What is expected >>
Transcribe all of the records precisely as they are presented.
┌─ Records provided
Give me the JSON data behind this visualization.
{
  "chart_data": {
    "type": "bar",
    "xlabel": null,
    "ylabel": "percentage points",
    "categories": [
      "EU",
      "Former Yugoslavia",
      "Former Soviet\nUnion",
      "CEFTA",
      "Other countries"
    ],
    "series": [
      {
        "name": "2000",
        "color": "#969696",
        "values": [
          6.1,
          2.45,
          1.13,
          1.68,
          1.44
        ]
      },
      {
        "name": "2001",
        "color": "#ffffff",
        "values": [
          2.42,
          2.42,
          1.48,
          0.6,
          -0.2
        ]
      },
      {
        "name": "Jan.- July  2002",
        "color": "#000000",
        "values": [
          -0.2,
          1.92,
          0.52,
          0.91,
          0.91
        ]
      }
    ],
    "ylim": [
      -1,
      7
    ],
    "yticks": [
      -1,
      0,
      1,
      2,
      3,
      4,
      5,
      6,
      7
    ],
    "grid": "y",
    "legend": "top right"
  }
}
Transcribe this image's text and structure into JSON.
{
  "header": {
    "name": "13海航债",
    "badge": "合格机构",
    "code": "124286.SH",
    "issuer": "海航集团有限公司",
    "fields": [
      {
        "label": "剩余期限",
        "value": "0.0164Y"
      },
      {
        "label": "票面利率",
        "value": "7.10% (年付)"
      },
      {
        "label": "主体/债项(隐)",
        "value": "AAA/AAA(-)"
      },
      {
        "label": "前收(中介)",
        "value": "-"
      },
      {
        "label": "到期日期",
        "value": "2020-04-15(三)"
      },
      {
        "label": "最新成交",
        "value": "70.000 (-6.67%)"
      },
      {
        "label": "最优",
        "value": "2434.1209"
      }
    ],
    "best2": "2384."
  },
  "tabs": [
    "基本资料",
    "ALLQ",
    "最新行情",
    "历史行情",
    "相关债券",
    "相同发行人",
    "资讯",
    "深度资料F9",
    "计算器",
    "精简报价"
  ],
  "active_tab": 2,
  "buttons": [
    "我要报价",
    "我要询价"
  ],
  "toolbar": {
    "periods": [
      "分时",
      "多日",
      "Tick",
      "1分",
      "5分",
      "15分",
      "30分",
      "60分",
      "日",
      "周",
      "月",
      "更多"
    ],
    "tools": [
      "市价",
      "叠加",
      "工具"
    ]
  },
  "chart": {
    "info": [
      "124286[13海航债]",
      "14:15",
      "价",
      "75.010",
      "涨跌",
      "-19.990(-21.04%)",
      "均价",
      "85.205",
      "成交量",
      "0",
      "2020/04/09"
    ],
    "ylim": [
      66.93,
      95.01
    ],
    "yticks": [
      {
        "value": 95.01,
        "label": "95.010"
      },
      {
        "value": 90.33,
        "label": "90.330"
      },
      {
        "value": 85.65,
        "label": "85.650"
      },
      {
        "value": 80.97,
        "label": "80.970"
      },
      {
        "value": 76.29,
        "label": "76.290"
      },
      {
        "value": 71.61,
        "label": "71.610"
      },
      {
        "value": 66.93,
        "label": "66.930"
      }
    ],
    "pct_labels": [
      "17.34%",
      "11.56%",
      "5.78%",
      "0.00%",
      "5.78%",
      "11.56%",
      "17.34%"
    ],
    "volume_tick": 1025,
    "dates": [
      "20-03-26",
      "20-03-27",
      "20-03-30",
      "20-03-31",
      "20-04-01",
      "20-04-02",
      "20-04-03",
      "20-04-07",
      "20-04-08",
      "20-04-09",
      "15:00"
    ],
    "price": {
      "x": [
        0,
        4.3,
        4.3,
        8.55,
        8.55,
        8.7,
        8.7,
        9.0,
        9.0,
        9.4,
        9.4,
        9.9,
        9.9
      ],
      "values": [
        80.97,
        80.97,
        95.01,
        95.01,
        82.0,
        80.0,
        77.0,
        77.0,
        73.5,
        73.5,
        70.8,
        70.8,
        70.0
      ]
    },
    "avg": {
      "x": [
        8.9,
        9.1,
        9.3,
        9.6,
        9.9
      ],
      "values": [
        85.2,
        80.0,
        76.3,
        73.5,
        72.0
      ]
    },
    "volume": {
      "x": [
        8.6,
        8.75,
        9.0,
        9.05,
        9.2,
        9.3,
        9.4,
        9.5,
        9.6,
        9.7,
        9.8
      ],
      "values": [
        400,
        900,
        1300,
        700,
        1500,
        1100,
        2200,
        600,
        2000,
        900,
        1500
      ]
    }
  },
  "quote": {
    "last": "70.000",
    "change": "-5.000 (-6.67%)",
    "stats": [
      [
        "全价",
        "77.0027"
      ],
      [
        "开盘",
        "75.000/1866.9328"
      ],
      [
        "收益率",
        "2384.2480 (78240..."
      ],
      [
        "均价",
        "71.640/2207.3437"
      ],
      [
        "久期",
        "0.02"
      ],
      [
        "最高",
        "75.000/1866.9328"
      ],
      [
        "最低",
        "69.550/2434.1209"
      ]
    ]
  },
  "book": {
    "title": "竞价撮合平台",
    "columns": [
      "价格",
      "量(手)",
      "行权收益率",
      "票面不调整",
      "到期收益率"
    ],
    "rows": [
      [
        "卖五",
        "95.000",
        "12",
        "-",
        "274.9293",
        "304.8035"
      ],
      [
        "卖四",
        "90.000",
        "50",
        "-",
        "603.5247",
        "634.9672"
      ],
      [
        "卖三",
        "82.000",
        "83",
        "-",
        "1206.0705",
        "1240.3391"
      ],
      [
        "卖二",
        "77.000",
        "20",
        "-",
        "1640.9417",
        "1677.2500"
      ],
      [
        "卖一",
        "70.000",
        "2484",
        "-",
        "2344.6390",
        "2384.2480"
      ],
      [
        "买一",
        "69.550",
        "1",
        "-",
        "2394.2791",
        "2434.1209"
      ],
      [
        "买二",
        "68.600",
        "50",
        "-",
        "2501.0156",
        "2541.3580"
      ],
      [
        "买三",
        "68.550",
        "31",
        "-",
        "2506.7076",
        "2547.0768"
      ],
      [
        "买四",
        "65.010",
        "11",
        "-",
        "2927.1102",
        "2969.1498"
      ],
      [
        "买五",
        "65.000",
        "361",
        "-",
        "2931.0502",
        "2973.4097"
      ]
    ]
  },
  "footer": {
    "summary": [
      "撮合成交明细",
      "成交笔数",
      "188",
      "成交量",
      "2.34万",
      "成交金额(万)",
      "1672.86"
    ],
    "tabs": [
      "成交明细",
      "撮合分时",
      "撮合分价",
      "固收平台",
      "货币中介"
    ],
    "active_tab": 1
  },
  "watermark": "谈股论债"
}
└─
Expected answer >>
Give me the JSON data behind this visualization.
{
  "chart_data": {
    "type": "bar",
    "xlabel": null,
    "ylabel": "percentage points",
    "categories": [
      "EU",
      "Former Yugoslavia",
      "Former Soviet\nUnion",
      "CEFTA",
      "Other countries"
    ],
    "series": [
      {
        "name": "2000",
        "color": "#969696",
        "values": [
          6.1,
          2.45,
          1.13,
          1.68,
          1.44
        ]
      },
      {
        "name": "2001",
        "color": "#ffffff",
        "values": [
          2.42,
          2.42,
          1.48,
          0.6,
          -0.2
        ]
      },
      {
        "name": "Jan.- July  2002",
        "color": "#000000",
        "values": [
          -0.2,
          1.92,
          0.52,
          0.91,
          0.91
        ]
      }
    ],
    "ylim": [
      -1,
      7
    ],
    "yticks": [
      -1,
      0,
      1,
      2,
      3,
      4,
      5,
      6,
      7
    ],
    "grid": "y",
    "legend": "top right"
  }
}
Transcribe this image's text and structure into JSON.
{
  "header": {
    "name": "13海航债",
    "badge": "合格机构",
    "code": "124286.SH",
    "issuer": "海航集团有限公司",
    "fields": [
      {
        "label": "剩余期限",
        "value": "0.0164Y"
      },
      {
        "label": "票面利率",
        "value": "7.10% (年付)"
      },
      {
        "label": "主体/债项(隐)",
        "value": "AAA/AAA(-)"
      },
      {
        "label": "前收(中介)",
        "value": "-"
      },
      {
        "label": "到期日期",
        "value": "2020-04-15(三)"
      },
      {
        "label": "最新成交",
        "value": "70.000 (-6.67%)"
      },
      {
        "label": "最优",
        "value": "2434.1209"
      }
    ],
    "best2": "2384."
  },
  "tabs": [
    "基本资料",
    "ALLQ",
    "最新行情",
    "历史行情",
    "相关债券",
    "相同发行人",
    "资讯",
    "深度资料F9",
    "计算器",
    "精简报价"
  ],
  "active_tab": 2,
  "buttons": [
    "我要报价",
    "我要询价"
  ],
  "toolbar": {
    "periods": [
      "分时",
      "多日",
      "Tick",
      "1分",
      "5分",
      "15分",
      "30分",
      "60分",
      "日",
      "周",
      "月",
      "更多"
    ],
    "tools": [
      "市价",
      "叠加",
      "工具"
    ]
  },
  "chart": {
    "info": [
      "124286[13海航债]",
      "14:15",
      "价",
      "75.010",
      "涨跌",
      "-19.990(-21.04%)",
      "均价",
      "85.205",
      "成交量",
      "0",
      "2020/04/09"
    ],
    "ylim": [
      66.93,
      95.01
    ],
    "yticks": [
      {
        "value": 95.01,
        "label": "95.010"
      },
      {
        "value": 90.33,
        "label": "90.330"
      },
      {
        "value": 85.65,
        "label": "85.650"
      },
      {
        "value": 80.97,
        "label": "80.970"
      },
      {
        "value": 76.29,
        "label": "76.290"
      },
      {
        "value": 71.61,
        "label": "71.610"
      },
      {
        "value": 66.93,
        "label": "66.930"
      }
    ],
    "pct_labels": [
      "17.34%",
      "11.56%",
      "5.78%",
      "0.00%",
      "5.78%",
      "11.56%",
      "17.34%"
    ],
    "volume_tick": 1025,
    "dates": [
      "20-03-26",
      "20-03-27",
      "20-03-30",
      "20-03-31",
      "20-04-01",
      "20-04-02",
      "20-04-03",
      "20-04-07",
      "20-04-08",
      "20-04-09",
      "15:00"
    ],
    "price": {
      "x": [
        0,
        4.3,
        4.3,
        8.55,
        8.55,
        8.7,
        8.7,
        9.0,
        9.0,
        9.4,
        9.4,
        9.9,
        9.9
      ],
      "values": [
        80.97,
        80.97,
        95.01,
        95.01,
        82.0,
        80.0,
        77.0,
        77.0,
        73.5,
        73.5,
        70.8,
        70.8,
        70.0
      ]
    },
    "avg": {
      "x": [
        8.9,
        9.1,
        9.3,
        9.6,
        9.9
      ],
      "values": [
        85.2,
        80.0,
        76.3,
        73.5,
        72.0
      ]
    },
    "volume": {
      "x": [
        8.6,
        8.75,
        9.0,
        9.05,
        9.2,
        9.3,
        9.4,
        9.5,
        9.6,
        9.7,
        9.8
      ],
      "values": [
        400,
        900,
        1300,
        700,
        1500,
        1100,
        2200,
        600,
        2000,
        900,
        1500
      ]
    }
  },
  "quote": {
    "last": "70.000",
    "change": "-5.000 (-6.67%)",
    "stats": [
      [
        "全价",
        "77.0027"
      ],
      [
        "开盘",
        "75.000/1866.9328"
      ],
      [
        "收益率",
        "2384.2480 (78240..."
      ],
      [
        "均价",
        "71.640/2207.3437"
      ],
      [
        "久期",
        "0.02"
      ],
      [
        "最高",
        "75.000/1866.9328"
      ],
      [
        "最低",
        "69.550/2434.1209"
      ]
    ]
  },
  "book": {
    "title": "竞价撮合平台",
    "columns": [
      "价格",
      "量(手)",
      "行权收益率",
      "票面不调整",
      "到期收益率"
    ],
    "rows": [
      [
        "卖五",
        "95.000",
        "12",
        "-",
        "274.9293",
        "304.8035"
      ],
      [
        "卖四",
        "90.000",
        "50",
        "-",
        "603.5247",
        "634.9672"
      ],
      [
        "卖三",
        "82.000",
        "83",
        "-",
        "1206.0705",
        "1240.3391"
      ],
      [
        "卖二",
        "77.000",
        "20",
        "-",
        "1640.9417",
        "1677.2500"
      ],
      [
        "卖一",
        "70.000",
        "2484",
        "-",
        "2344.6390",
        "2384.2480"
      ],
      [
        "买一",
        "69.550",
        "1",
        "-",
        "2394.2791",
        "2434.1209"
      ],
      [
        "买二",
        "68.600",
        "50",
        "-",
        "2501.0156",
        "2541.3580"
      ],
      [
        "买三",
        "68.550",
        "31",
        "-",
        "2506.7076",
        "2547.0768"
      ],
      [
        "买四",
        "65.010",
        "11",
        "-",
        "2927.1102",
        "2969.1498"
      ],
      [
        "买五",
        "65.000",
        "361",
        "-",
        "2931.0502",
        "2973.4097"
      ]
    ]
  },
  "footer": {
    "summary": [
      "撮合成交明细",
      "成交笔数",
      "188",
      "成交量",
      "2.34万",
      "成交金额(万)",
      "1672.86"
    ],
    "tabs": [
      "成交明细",
      "撮合分时",
      "撮合分价",
      "固收平台",
      "货币中介"
    ],
    "active_tab": 1
  },
  "watermark": "谈股论债"
}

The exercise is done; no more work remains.